Data entries:
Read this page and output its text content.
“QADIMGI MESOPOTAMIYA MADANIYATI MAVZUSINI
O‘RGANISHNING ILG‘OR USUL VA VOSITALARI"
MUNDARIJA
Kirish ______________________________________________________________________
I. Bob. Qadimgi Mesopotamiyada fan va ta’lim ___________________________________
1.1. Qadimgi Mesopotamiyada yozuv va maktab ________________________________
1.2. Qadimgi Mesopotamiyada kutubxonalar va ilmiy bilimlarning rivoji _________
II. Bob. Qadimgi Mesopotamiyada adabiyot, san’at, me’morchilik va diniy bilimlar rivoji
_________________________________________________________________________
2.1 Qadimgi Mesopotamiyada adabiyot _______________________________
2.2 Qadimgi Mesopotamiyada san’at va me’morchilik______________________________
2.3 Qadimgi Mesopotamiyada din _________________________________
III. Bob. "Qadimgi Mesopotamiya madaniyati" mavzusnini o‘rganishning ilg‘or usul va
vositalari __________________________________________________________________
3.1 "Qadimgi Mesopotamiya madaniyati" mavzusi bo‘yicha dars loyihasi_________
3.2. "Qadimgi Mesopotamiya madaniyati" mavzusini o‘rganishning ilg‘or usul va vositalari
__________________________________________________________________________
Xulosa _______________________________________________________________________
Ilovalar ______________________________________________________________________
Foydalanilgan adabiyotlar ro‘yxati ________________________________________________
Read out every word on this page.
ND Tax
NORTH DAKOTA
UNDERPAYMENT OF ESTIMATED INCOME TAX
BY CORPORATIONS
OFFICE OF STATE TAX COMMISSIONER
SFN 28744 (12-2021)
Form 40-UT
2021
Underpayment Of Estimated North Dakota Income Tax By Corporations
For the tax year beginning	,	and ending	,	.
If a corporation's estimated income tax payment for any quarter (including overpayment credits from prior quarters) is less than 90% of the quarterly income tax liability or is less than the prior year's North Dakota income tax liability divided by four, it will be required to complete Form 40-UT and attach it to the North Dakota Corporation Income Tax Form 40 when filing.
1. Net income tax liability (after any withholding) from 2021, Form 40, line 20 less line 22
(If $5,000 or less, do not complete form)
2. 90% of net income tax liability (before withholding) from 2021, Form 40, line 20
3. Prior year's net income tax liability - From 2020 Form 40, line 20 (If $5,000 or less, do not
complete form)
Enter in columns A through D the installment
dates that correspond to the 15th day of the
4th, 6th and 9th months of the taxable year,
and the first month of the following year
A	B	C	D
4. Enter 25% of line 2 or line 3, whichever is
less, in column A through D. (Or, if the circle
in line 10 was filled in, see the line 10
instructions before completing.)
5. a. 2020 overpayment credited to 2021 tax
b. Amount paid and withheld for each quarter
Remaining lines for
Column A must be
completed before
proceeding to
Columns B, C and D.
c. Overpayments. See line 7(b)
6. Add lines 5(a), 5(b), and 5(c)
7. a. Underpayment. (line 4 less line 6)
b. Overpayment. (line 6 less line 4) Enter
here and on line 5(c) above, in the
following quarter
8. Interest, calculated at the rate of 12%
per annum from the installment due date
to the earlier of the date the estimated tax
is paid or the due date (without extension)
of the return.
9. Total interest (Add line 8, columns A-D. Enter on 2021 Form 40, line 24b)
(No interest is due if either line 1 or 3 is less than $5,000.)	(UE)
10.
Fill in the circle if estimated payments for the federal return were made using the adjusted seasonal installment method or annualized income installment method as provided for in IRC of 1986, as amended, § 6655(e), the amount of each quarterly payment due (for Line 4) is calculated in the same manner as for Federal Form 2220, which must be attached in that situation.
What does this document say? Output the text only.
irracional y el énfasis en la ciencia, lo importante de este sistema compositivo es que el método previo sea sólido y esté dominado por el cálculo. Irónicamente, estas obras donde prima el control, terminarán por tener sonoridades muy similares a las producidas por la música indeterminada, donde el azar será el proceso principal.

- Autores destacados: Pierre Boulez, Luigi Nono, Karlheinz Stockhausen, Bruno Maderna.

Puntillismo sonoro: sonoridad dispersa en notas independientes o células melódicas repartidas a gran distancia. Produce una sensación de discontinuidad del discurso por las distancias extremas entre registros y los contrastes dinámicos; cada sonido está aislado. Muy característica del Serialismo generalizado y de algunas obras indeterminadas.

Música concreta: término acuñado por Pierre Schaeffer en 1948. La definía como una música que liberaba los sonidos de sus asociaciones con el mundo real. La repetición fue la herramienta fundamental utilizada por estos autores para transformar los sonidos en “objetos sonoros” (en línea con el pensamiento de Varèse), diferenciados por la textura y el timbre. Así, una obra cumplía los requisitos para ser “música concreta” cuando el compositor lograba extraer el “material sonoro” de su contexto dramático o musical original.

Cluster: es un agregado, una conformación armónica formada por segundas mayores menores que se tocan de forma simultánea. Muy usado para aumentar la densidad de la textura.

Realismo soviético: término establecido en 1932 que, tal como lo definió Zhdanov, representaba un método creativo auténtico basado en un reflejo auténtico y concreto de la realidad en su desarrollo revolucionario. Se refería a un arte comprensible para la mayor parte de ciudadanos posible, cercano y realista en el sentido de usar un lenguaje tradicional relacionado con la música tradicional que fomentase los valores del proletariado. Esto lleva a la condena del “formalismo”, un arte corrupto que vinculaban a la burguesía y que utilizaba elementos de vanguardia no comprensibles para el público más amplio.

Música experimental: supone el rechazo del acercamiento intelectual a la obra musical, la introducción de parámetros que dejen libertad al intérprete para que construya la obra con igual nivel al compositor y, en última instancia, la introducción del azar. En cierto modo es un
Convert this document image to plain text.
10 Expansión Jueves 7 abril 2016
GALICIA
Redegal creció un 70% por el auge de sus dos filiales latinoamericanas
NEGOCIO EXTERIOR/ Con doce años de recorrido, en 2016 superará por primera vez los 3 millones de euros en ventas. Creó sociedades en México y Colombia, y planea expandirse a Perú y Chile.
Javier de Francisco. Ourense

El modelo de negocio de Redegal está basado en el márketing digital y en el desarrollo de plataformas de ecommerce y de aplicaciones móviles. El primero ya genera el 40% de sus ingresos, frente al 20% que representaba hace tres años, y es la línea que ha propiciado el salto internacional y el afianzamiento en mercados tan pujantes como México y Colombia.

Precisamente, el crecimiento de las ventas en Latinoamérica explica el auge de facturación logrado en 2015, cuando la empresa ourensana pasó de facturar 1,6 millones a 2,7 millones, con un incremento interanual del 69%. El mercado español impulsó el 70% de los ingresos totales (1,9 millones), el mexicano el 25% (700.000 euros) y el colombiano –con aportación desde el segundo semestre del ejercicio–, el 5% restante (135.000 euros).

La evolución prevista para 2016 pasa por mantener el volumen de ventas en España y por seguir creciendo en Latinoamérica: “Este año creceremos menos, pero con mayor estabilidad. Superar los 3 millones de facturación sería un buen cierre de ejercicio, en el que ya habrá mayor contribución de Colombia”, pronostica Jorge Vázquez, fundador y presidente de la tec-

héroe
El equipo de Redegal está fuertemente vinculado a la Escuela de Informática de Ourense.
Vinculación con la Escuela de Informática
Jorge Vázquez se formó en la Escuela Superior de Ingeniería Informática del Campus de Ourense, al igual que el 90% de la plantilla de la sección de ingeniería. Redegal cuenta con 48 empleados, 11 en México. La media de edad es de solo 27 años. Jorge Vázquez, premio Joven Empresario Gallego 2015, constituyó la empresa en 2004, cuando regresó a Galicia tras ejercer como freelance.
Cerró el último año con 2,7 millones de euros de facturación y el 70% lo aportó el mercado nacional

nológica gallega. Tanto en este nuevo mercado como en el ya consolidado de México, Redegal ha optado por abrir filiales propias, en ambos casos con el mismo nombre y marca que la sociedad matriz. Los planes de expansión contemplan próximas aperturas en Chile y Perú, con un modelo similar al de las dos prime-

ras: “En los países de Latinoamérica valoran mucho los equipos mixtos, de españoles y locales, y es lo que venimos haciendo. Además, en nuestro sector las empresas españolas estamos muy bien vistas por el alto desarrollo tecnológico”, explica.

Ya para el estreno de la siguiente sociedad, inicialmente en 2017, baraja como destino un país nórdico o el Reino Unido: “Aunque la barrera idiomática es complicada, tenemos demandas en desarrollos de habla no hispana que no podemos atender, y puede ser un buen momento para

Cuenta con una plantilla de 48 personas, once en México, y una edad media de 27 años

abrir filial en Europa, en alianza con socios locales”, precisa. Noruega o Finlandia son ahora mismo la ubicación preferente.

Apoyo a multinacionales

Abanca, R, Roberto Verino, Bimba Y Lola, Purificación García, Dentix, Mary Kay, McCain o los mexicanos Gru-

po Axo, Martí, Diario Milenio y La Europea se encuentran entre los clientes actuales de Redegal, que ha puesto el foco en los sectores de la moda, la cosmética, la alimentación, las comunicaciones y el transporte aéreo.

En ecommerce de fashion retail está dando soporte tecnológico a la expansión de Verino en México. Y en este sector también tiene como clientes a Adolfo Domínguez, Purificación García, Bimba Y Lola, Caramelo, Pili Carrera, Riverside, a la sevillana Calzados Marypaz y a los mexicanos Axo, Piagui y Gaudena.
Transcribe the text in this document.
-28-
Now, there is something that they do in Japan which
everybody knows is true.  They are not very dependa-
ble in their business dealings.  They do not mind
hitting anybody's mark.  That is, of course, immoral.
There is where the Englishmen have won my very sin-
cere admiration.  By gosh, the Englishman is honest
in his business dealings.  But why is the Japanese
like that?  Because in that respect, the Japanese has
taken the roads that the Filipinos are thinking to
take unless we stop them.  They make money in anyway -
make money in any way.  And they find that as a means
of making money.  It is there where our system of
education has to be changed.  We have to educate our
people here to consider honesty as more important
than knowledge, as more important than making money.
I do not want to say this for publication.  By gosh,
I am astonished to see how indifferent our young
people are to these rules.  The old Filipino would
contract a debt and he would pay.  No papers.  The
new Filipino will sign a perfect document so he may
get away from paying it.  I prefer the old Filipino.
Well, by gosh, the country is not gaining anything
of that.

» **AIM OF THE EXERCISE**
Show the lines of the data that hold the word "Perú".

» **FINISHED TASK**
NEGOCIO EXTERIOR/ Con doce años de recorrido, en 2016 superará por primera vez los 3 millones de euros en ventas. Creó sociedades en México y Colombia, y planea expandirse a Perú y Chile.
nológica gallega. Tanto en este nuevo mercado como en el ya consolidado de México, Redegal ha optado por abrir filiales propias, en ambos casos con el mismo nombre y marca que la sociedad matriz. Los planes de expansión contemplan próximas aperturas en Chile y Perú, con un modelo similar al de las dos prime-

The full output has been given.